Work to do:
[A] Answer these about the loan purpose analysis, one line each:
(i) What fill color does the bar chart of loan purpose use?
(ii) Which loan purpose has the lowest loan amount, in terms of median value?
(iii) What title is given to the boxplot of loan amount against loan purpose?
[B] From the loan purpose analysis, extract the stretch from "Question 2: Make" through "the data set?".

Page:
- - - - -

Question 2: Make a histogram of loan_purpose with x-axis being the counts and y-axis being the purposes. You can use +cord_flip() to flip the x- and y- axis. What are the three most common reasons for making the loan in the data set?

ggplot(loans_full_schema) + geom_bar(aes(loan_purpose),fill="orange")+coord_flip()+
  labs(title = "The distribution of Loan purpose", y = "Loan Purpose", x="Count") + 
  theme(plot.title = element_text(hjust = 0.5, size = 18), axis.title = element_text(size = 13), 
  axis.text=element_text(size=10), plot.margin = margin(15,24,20,14)) 

Answer: Debt_consolidation, credit card and other are the thre most common reasons for making the loan in the data set.


Question 3: In terms of loan amount, which loan purpose results in the highest loan amount? which results in the lowest? Make sense of your answer.

ggplot(loans_full_schema) + geom_boxplot(aes(loan_amount,loan_purpose),fill="lightyellow")+
  labs(title = "Loan amount vs Loan purpose", y = "Loan Purpose", x="Loan amount ($)") + 
  theme(plot.title = element_text(hjust = 0.5, size = 18), axis.title = element_text(size = 13), 
        axis.text=element_text(size=10), plot.margin = margin(15,24,20,14)) 

Answer: Small business has the highest loan amount, vacation has the lowest loan amount(in terms of median value).

- - - - -

Supplied information:
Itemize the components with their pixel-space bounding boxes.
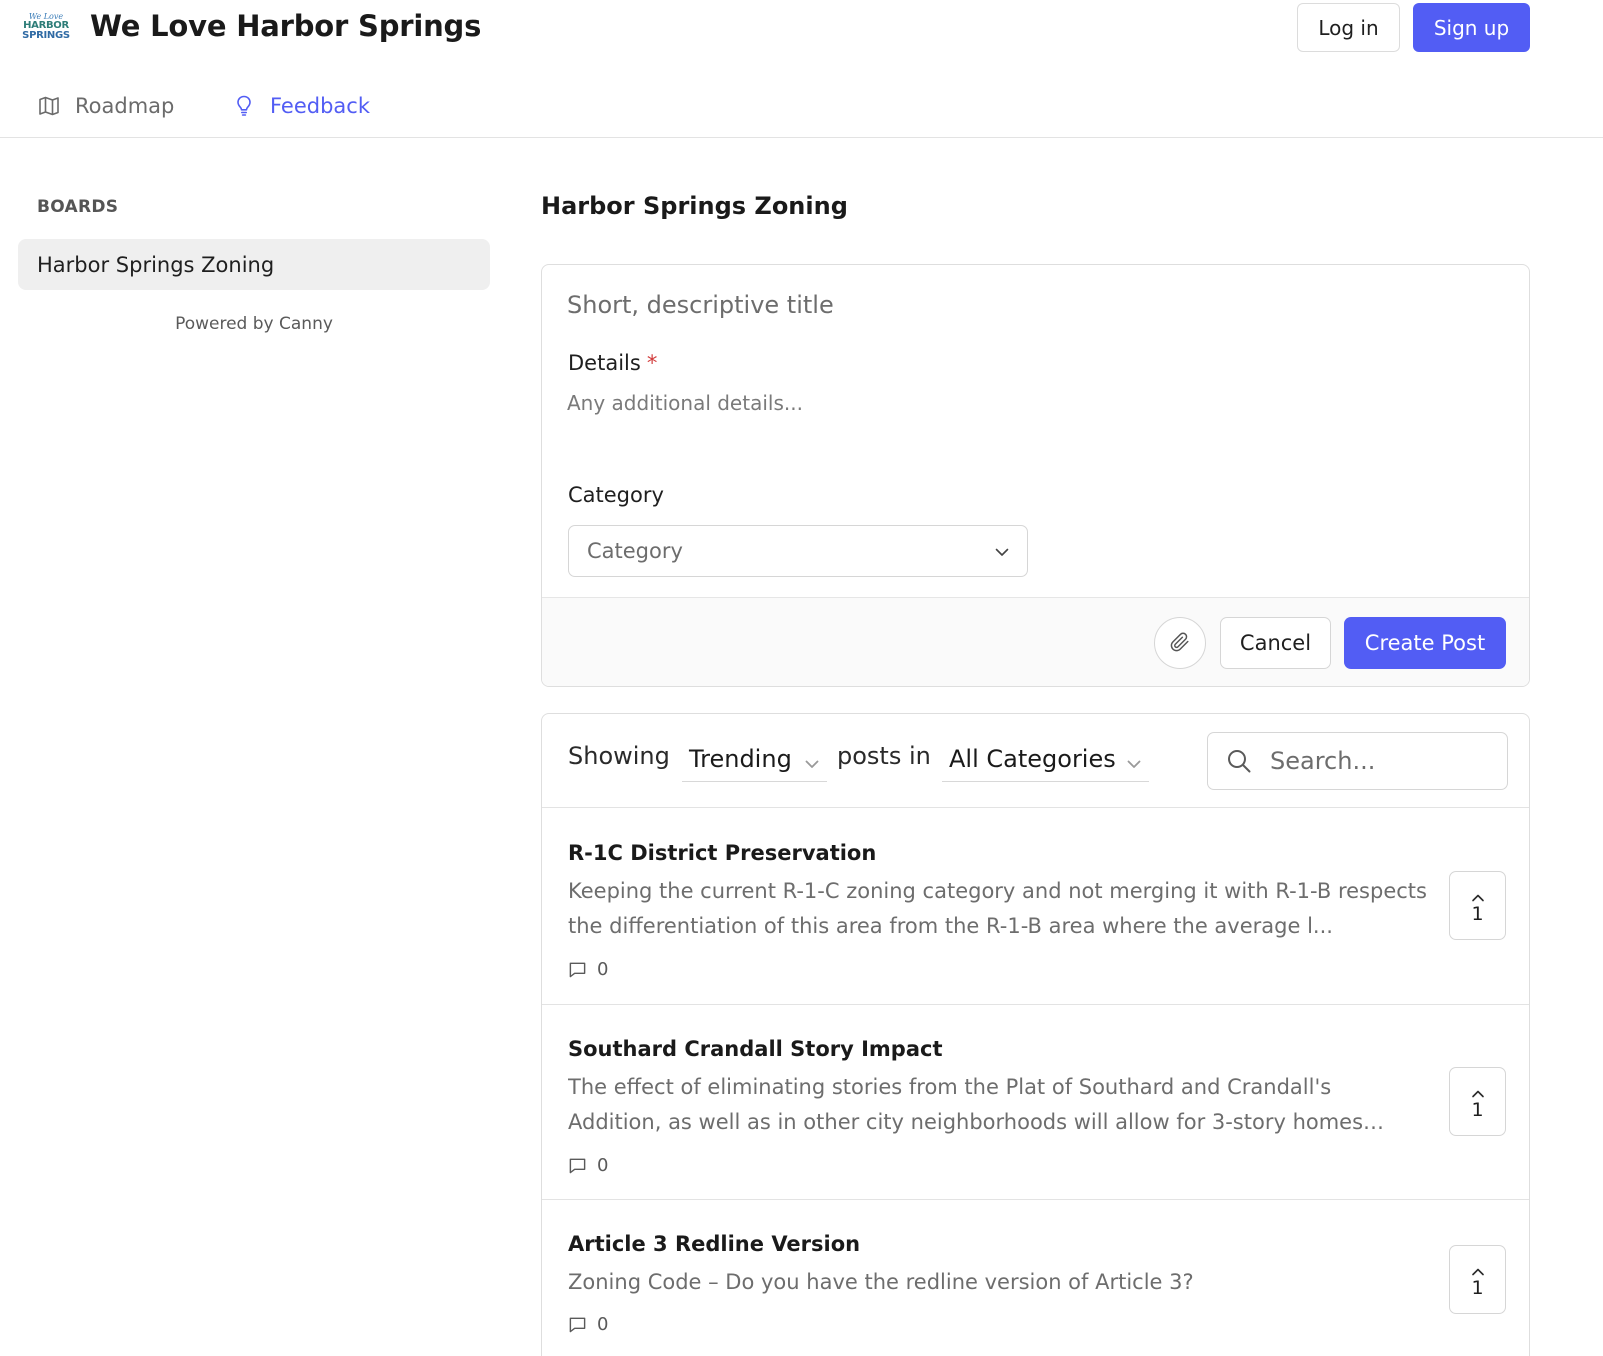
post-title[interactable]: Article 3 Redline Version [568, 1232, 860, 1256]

- - - - -

Solved problems:
[A]
(i) Orange.
(ii) Vacation.
(iii) "Loan amount vs Loan purpose"

[B]
Question 2: Make a histogram of loan_purpose with x-axis being the counts and y-axis being the purposes. You can use +cord_flip() to flip the x- and y- axis. What are the three most common reasons for making the loan in the data set?